Reproduce each line exactly.

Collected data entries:

********

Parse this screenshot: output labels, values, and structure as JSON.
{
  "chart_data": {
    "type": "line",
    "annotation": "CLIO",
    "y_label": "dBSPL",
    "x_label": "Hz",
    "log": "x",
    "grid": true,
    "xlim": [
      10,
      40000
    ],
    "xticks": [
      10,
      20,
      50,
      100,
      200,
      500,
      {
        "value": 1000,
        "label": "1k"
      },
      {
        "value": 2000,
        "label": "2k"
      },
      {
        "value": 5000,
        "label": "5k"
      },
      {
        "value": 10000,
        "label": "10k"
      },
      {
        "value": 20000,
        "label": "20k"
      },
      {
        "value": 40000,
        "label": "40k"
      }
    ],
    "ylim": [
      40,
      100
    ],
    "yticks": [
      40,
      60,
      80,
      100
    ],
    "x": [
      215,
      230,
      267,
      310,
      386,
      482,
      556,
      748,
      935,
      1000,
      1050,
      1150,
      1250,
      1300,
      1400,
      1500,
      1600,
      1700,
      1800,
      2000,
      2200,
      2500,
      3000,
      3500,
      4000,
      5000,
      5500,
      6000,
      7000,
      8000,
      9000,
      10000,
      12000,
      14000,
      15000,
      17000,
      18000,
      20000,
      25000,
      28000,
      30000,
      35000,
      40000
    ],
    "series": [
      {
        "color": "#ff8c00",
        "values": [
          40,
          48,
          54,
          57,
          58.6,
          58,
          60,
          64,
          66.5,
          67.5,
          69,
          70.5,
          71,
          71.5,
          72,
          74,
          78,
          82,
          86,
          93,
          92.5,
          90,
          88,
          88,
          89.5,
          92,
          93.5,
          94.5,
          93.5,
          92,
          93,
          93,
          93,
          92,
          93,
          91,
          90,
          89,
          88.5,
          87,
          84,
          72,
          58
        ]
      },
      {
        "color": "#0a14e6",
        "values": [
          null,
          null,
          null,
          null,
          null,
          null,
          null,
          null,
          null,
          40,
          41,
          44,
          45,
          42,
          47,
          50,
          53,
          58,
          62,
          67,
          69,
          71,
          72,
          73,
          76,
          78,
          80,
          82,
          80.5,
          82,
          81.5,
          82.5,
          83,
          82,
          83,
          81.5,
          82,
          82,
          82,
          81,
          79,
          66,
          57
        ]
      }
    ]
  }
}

********

**Task output:**
Parse this screenshot: output labels, values, and structure as JSON.
{
  "chart_data": {
    "type": "line",
    "annotation": "CLIO",
    "y_label": "dBSPL",
    "x_label": "Hz",
    "log": "x",
    "grid": true,
    "xlim": [
      10,
      40000
    ],
    "xticks": [
      10,
      20,
      50,
      100,
      200,
      500,
      {
        "value": 1000,
        "label": "1k"
      },
      {
        "value": 2000,
        "label": "2k"
      },
      {
        "value": 5000,
        "label": "5k"
      },
      {
        "value": 10000,
        "label": "10k"
      },
      {
        "value": 20000,
        "label": "20k"
      },
      {
        "value": 40000,
        "label": "40k"
      }
    ],
    "ylim": [
      40,
      100
    ],
    "yticks": [
      40,
      60,
      80,
      100
    ],
    "x": [
      215,
      230,
      267,
      310,
      386,
      482,
      556,
      748,
      935,
      1000,
      1050,
      1150,
      1250,
      1300,
      1400,
      1500,
      1600,
      1700,
      1800,
      2000,
      2200,
      2500,
      3000,
      3500,
      4000,
      5000,
      5500,
      6000,
      7000,
      8000,
      9000,
      10000,
      12000,
      14000,
      15000,
      17000,
      18000,
      20000,
      25000,
      28000,
      30000,
      35000,
      40000
    ],
    "series": [
      {
        "color": "#ff8c00",
        "values": [
          40,
          48,
          54,
          57,
          58.6,
          58,
          60,
          64,
          66.5,
          67.5,
          69,
          70.5,
          71,
          71.5,
          72,
          74,
          78,
          82,
          86,
          93,
          92.5,
          90,
          88,
          88,
          89.5,
          92,
          93.5,
          94.5,
          93.5,
          92,
          93,
          93,
          93,
          92,
          93,
          91,
          90,
          89,
          88.5,
          87,
          84,
          72,
          58
        ]
      },
      {
        "color": "#0a14e6",
        "values": [
          null,
          null,
          null,
          null,
          null,
          null,
          null,
          null,
          null,
          40,
          41,
          44,
          45,
          42,
          47,
          50,
          53,
          58,
          62,
          67,
          69,
          71,
          72,
          73,
          76,
          78,
          80,
          82,
          80.5,
          82,
          81.5,
          82.5,
          83,
          82,
          83,
          81.5,
          82,
          82,
          82,
          81,
          79,
          66,
          57
        ]
      }
    ]
  }
}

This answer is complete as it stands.